── SUPPLIED MATERIAL

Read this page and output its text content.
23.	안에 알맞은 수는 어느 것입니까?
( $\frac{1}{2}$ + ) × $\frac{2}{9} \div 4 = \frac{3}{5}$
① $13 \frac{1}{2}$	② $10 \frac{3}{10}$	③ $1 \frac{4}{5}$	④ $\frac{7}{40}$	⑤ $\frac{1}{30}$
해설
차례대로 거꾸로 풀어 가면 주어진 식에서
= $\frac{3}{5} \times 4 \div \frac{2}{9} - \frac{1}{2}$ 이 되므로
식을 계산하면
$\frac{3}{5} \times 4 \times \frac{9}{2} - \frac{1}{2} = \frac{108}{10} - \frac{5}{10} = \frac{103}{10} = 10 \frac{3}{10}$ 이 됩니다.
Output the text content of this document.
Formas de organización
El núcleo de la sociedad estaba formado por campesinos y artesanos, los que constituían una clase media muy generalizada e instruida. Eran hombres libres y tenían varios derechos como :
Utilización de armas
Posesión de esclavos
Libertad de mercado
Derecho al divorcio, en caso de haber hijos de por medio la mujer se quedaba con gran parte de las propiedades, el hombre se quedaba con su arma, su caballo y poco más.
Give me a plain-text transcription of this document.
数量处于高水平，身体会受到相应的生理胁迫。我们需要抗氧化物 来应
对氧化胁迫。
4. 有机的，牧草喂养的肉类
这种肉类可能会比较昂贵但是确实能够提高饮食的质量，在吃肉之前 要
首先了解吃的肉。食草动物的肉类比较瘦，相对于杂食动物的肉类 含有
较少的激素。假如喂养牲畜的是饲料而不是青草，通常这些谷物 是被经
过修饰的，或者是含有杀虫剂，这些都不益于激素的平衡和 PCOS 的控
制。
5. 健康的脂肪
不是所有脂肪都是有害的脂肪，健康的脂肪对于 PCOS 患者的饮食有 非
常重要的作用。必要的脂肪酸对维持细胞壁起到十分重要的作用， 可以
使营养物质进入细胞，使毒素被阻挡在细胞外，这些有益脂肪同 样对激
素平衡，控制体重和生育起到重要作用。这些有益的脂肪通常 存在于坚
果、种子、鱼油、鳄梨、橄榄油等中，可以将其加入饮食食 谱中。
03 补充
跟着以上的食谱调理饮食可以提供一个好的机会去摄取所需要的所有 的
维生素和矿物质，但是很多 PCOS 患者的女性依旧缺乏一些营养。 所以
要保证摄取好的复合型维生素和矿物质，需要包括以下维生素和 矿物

────

AIM OF THE TASK: Search the data above for the word "PCOS", then gather each line in which it appears.

OUTPUT OF THE TASK:
过修饰的，或者是含有杀虫剂，这些都不益于激素的平衡和 PCOS 的控
不是所有脂肪都是有害的脂肪，健康的脂肪对于 PCOS 患者的饮食有 非
维生素和矿物质，但是很多 PCOS 患者的女性依旧缺乏一些营养。 所以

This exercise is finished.